**EXCERPTED DATA**:
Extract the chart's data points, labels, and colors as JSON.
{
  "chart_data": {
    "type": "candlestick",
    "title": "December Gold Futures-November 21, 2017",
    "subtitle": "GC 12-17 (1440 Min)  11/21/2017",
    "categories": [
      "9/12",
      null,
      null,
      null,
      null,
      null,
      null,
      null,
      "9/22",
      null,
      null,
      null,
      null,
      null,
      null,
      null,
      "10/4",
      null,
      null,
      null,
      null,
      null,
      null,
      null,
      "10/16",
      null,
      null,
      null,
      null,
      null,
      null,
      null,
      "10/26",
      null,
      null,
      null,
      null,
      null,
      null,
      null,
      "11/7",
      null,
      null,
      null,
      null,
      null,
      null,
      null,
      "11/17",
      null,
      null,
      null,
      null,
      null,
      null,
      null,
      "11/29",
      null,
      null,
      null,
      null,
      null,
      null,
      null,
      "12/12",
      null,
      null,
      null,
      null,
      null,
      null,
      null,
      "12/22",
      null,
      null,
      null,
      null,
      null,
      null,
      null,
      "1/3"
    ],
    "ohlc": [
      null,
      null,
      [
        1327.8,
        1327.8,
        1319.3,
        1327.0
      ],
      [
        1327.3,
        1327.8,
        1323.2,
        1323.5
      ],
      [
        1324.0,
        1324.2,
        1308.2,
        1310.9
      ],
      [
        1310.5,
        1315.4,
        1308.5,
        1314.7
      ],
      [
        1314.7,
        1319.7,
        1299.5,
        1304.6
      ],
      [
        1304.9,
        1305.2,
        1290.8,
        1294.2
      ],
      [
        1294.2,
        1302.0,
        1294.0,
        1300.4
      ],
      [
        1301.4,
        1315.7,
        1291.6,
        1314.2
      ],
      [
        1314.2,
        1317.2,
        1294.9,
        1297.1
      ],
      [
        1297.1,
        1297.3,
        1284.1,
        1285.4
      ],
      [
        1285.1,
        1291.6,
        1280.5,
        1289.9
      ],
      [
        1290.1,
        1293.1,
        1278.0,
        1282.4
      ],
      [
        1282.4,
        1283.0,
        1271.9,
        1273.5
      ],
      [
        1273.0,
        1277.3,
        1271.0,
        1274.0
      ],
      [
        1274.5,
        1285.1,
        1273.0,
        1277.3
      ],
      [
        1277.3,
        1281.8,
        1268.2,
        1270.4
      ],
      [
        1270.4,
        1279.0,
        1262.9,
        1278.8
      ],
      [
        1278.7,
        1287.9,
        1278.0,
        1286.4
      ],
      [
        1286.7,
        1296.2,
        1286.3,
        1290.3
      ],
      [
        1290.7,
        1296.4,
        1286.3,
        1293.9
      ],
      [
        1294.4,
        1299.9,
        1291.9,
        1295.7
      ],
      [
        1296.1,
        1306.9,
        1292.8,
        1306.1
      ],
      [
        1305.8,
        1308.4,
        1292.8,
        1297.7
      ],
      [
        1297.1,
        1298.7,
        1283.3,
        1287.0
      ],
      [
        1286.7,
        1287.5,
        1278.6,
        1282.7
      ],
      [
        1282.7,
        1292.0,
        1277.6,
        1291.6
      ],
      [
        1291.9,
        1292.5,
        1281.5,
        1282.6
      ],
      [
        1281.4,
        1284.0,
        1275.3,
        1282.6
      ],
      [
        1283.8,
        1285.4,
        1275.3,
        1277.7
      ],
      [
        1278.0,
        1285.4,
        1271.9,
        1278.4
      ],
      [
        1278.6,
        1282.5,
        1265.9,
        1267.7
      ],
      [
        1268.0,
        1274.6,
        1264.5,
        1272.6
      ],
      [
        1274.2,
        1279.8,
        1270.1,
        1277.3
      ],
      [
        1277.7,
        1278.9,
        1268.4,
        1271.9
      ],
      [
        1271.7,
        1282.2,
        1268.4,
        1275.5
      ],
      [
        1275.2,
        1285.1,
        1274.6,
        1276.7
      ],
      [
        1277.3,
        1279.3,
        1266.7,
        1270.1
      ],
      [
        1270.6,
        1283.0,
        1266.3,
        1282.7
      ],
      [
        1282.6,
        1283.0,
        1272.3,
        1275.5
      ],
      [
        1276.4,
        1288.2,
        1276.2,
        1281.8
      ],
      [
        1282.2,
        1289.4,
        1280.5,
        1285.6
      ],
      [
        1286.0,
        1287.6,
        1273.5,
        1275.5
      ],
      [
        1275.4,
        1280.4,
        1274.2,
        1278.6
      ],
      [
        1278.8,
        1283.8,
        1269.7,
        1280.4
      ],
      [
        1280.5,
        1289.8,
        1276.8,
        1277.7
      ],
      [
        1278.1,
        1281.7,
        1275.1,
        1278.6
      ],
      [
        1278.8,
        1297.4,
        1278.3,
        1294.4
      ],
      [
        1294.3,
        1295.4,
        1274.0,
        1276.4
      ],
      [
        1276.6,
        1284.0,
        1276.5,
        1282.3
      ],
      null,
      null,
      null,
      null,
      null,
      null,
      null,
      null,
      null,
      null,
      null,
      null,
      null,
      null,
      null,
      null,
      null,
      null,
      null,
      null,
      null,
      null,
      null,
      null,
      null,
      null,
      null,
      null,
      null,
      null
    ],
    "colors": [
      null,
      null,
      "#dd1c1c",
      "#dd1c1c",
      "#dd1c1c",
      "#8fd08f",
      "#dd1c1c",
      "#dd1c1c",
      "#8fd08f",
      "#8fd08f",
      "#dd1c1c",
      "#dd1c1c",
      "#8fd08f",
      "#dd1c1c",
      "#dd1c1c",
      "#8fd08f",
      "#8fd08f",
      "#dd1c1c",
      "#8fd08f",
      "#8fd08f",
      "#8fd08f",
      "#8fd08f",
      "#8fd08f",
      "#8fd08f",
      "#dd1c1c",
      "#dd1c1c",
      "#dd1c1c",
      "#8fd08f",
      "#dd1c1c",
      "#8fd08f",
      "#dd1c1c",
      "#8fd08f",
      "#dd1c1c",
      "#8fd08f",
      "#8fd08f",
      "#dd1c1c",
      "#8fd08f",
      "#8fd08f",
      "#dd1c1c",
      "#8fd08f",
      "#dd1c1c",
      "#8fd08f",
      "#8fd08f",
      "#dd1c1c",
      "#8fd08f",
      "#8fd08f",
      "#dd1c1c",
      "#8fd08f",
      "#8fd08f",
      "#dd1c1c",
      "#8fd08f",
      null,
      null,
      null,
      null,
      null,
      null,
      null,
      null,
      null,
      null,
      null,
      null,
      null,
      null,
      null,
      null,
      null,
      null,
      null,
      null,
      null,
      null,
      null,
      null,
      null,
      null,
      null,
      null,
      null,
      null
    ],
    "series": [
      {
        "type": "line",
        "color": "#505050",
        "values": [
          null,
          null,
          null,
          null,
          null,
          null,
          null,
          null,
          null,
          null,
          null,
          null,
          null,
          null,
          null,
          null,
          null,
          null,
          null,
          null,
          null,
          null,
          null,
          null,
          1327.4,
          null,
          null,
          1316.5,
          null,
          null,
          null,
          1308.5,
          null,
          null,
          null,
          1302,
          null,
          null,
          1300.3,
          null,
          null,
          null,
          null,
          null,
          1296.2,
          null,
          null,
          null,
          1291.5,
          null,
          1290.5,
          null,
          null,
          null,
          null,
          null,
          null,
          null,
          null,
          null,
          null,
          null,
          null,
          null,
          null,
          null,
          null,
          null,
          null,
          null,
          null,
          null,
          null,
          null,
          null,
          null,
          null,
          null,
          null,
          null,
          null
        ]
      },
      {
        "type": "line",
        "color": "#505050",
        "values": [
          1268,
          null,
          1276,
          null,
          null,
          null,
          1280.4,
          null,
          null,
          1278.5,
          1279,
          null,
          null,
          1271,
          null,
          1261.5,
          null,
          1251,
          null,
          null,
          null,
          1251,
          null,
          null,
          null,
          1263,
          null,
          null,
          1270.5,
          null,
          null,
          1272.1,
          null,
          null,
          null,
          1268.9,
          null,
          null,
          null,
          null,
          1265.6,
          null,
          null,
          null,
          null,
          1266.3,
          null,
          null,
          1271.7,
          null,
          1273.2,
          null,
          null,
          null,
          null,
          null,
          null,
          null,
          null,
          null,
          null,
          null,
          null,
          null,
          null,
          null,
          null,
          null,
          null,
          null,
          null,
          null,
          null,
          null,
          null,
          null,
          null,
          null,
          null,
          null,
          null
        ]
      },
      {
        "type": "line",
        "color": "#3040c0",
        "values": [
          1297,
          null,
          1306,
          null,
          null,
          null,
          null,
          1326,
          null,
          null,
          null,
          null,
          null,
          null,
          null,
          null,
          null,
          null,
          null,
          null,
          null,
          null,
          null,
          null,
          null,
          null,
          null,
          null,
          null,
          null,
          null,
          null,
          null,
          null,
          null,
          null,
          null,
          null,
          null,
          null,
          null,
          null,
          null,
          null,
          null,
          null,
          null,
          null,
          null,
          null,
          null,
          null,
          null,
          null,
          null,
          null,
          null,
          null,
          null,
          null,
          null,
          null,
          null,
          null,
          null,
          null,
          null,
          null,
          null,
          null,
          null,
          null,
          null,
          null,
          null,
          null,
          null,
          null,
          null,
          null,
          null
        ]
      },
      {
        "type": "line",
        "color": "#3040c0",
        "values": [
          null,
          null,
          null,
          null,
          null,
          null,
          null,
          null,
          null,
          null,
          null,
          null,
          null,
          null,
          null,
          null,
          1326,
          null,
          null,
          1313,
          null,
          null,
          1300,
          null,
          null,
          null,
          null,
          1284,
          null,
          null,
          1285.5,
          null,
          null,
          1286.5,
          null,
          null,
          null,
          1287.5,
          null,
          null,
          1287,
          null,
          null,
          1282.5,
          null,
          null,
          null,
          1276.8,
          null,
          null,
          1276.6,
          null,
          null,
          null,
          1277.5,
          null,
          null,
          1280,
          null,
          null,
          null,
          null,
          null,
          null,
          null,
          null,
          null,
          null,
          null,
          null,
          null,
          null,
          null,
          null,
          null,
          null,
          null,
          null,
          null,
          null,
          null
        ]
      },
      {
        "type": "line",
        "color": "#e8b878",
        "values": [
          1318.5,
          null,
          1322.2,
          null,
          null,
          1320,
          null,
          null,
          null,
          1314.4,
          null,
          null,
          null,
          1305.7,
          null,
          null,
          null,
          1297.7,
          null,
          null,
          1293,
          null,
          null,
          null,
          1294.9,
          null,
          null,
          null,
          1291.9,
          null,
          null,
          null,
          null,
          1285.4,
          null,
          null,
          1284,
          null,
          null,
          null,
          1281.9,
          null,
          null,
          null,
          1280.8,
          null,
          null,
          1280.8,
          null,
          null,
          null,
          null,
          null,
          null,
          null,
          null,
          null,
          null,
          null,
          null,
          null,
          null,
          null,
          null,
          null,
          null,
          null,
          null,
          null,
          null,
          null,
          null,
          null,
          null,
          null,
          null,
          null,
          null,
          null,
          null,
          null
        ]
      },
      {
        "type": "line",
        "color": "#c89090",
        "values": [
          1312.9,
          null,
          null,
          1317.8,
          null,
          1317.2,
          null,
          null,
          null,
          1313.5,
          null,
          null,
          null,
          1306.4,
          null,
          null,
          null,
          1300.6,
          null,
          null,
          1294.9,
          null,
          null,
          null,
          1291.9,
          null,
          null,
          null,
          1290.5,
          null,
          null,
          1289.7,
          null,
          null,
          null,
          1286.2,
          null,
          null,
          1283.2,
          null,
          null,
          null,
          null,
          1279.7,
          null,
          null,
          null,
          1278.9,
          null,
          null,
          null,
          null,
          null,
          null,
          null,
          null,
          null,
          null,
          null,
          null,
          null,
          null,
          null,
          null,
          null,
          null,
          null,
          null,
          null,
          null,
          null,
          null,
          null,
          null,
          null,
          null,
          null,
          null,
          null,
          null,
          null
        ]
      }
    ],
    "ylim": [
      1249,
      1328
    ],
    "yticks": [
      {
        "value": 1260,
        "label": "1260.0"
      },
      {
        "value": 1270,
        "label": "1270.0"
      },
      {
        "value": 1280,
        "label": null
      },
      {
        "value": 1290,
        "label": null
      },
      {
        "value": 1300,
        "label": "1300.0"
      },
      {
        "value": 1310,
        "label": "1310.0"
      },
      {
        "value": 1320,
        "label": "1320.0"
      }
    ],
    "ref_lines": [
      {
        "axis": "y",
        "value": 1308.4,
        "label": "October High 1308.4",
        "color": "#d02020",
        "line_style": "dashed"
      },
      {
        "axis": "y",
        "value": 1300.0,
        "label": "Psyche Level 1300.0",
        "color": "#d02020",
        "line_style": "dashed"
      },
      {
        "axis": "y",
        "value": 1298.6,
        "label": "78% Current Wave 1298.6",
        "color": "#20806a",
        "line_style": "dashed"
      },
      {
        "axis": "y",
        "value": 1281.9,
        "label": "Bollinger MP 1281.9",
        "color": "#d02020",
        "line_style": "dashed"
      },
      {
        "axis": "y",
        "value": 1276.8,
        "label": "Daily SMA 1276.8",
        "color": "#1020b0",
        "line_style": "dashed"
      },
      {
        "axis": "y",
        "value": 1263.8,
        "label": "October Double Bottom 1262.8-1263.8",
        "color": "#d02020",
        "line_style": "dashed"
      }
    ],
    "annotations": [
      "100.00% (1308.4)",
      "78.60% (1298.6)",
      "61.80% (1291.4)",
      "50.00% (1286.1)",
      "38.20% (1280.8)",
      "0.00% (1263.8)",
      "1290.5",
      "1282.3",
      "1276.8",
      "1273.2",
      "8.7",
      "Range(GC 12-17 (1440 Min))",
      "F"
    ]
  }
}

**GOAL**:
Reply with one number only, the count of lines above that hold the string "colors".

**ANSWER BELOW**:
2